Structured figure records:
▼
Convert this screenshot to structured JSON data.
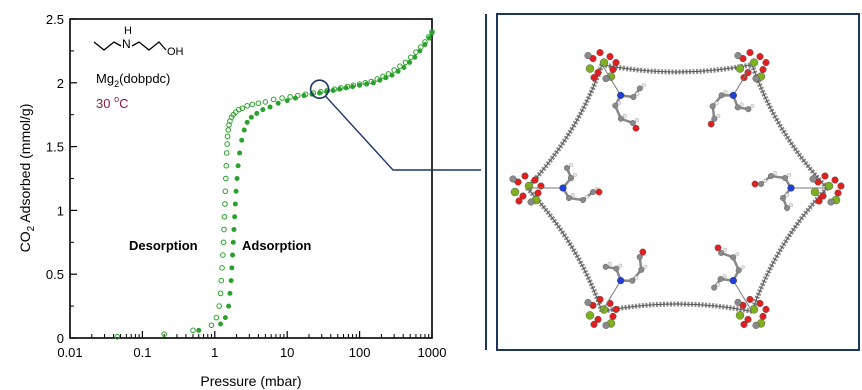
{
  "chart_data": {
    "type": "scatter",
    "xlabel": "Pressure (mbar)",
    "ylabel_main": "CO",
    "ylabel_sub": "2",
    "ylabel_rest": " Adsorbed (mmol/g)",
    "xscale": "log",
    "xlim": [
      0.01,
      1000
    ],
    "ylim": [
      0,
      2.5
    ],
    "x_ticks": [
      {
        "value": 0.01,
        "label": "0.01"
      },
      {
        "value": 0.1,
        "label": "0.1"
      },
      {
        "value": 1,
        "label": "1"
      },
      {
        "value": 10,
        "label": "10"
      },
      {
        "value": 100,
        "label": "100"
      },
      {
        "value": 1000,
        "label": "1000"
      }
    ],
    "y_ticks": [
      {
        "value": 0,
        "label": "0"
      },
      {
        "value": 0.5,
        "label": "0.5"
      },
      {
        "value": 1,
        "label": "1"
      },
      {
        "value": 1.5,
        "label": "1.5"
      },
      {
        "value": 2,
        "label": "2"
      },
      {
        "value": 2.5,
        "label": "2.5"
      }
    ],
    "series": [
      {
        "name": "Desorption",
        "marker": "open-circle",
        "color": "#2ca02c",
        "x": [
          0.045,
          0.2,
          0.5,
          0.9,
          1.05,
          1.15,
          1.2,
          1.23,
          1.26,
          1.29,
          1.32,
          1.34,
          1.36,
          1.38,
          1.4,
          1.42,
          1.44,
          1.46,
          1.48,
          1.5,
          1.53,
          1.57,
          1.62,
          1.7,
          1.8,
          1.95,
          2.15,
          2.4,
          2.8,
          3.3,
          4,
          5,
          6.5,
          8.5,
          11,
          14,
          18,
          23,
          29,
          36,
          45,
          55,
          68,
          82,
          100,
          120,
          145,
          175,
          210,
          250,
          300,
          360,
          430,
          510,
          600,
          700,
          800,
          900,
          1000
        ],
        "y": [
          0.01,
          0.03,
          0.06,
          0.1,
          0.16,
          0.25,
          0.35,
          0.45,
          0.55,
          0.65,
          0.75,
          0.85,
          0.95,
          1.05,
          1.15,
          1.25,
          1.35,
          1.45,
          1.52,
          1.58,
          1.63,
          1.67,
          1.7,
          1.73,
          1.75,
          1.77,
          1.79,
          1.8,
          1.82,
          1.83,
          1.84,
          1.85,
          1.87,
          1.88,
          1.89,
          1.9,
          1.91,
          1.92,
          1.93,
          1.94,
          1.95,
          1.96,
          1.97,
          1.98,
          1.99,
          2.0,
          2.01,
          2.03,
          2.05,
          2.07,
          2.1,
          2.13,
          2.16,
          2.2,
          2.24,
          2.28,
          2.32,
          2.36,
          2.4
        ]
      },
      {
        "name": "Adsorption",
        "marker": "filled-circle",
        "color": "#2ca02c",
        "x": [
          0.6,
          1.2,
          1.4,
          1.55,
          1.62,
          1.68,
          1.72,
          1.76,
          1.8,
          1.84,
          1.88,
          1.92,
          1.97,
          2.03,
          2.1,
          2.2,
          2.35,
          2.55,
          2.8,
          3.2,
          3.8,
          4.6,
          5.8,
          7.5,
          10,
          13,
          17,
          22,
          28,
          35,
          43,
          53,
          65,
          80,
          100,
          125,
          155,
          190,
          230,
          280,
          340,
          410,
          490,
          580,
          680,
          800,
          920,
          1000
        ],
        "y": [
          0.06,
          0.11,
          0.16,
          0.25,
          0.35,
          0.45,
          0.55,
          0.65,
          0.75,
          0.85,
          0.95,
          1.05,
          1.15,
          1.25,
          1.35,
          1.45,
          1.55,
          1.63,
          1.69,
          1.73,
          1.76,
          1.79,
          1.81,
          1.84,
          1.86,
          1.88,
          1.9,
          1.91,
          1.92,
          1.93,
          1.94,
          1.95,
          1.96,
          1.97,
          1.98,
          1.99,
          2.0,
          2.02,
          2.04,
          2.06,
          2.09,
          2.12,
          2.16,
          2.2,
          2.25,
          2.3,
          2.35,
          2.39
        ]
      }
    ],
    "annotations": {
      "desorption_label": "Desorption",
      "adsorption_label": "Adsorption",
      "molecule_h": "H",
      "molecule_n": "N",
      "molecule_oh": "OH",
      "material_main": "Mg",
      "material_sub": "2",
      "material_rest": "(dobpdc)",
      "temperature_main": "30 ",
      "temperature_sup": "o",
      "temperature_rest": "C"
    },
    "zoom_marker": {
      "x": 28,
      "y": 1.95
    },
    "colors": {
      "series": "#2ca02c",
      "temperature_text": "#8b1a4a",
      "callout_line": "#1f3566",
      "structure_frame": "#1f3566",
      "carbon": "#8a8a8a",
      "oxygen": "#e02020",
      "magnesium": "#7fb020",
      "nitrogen": "#1f3fd6",
      "hydrogen": "#e8e8e8"
    }
  }
}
▲
Exercise details =
Pick out every line with the string "Adsorption" and copy it.

Final answer =
        "name": "Adsorption",
      "adsorption_label": "Adsorption",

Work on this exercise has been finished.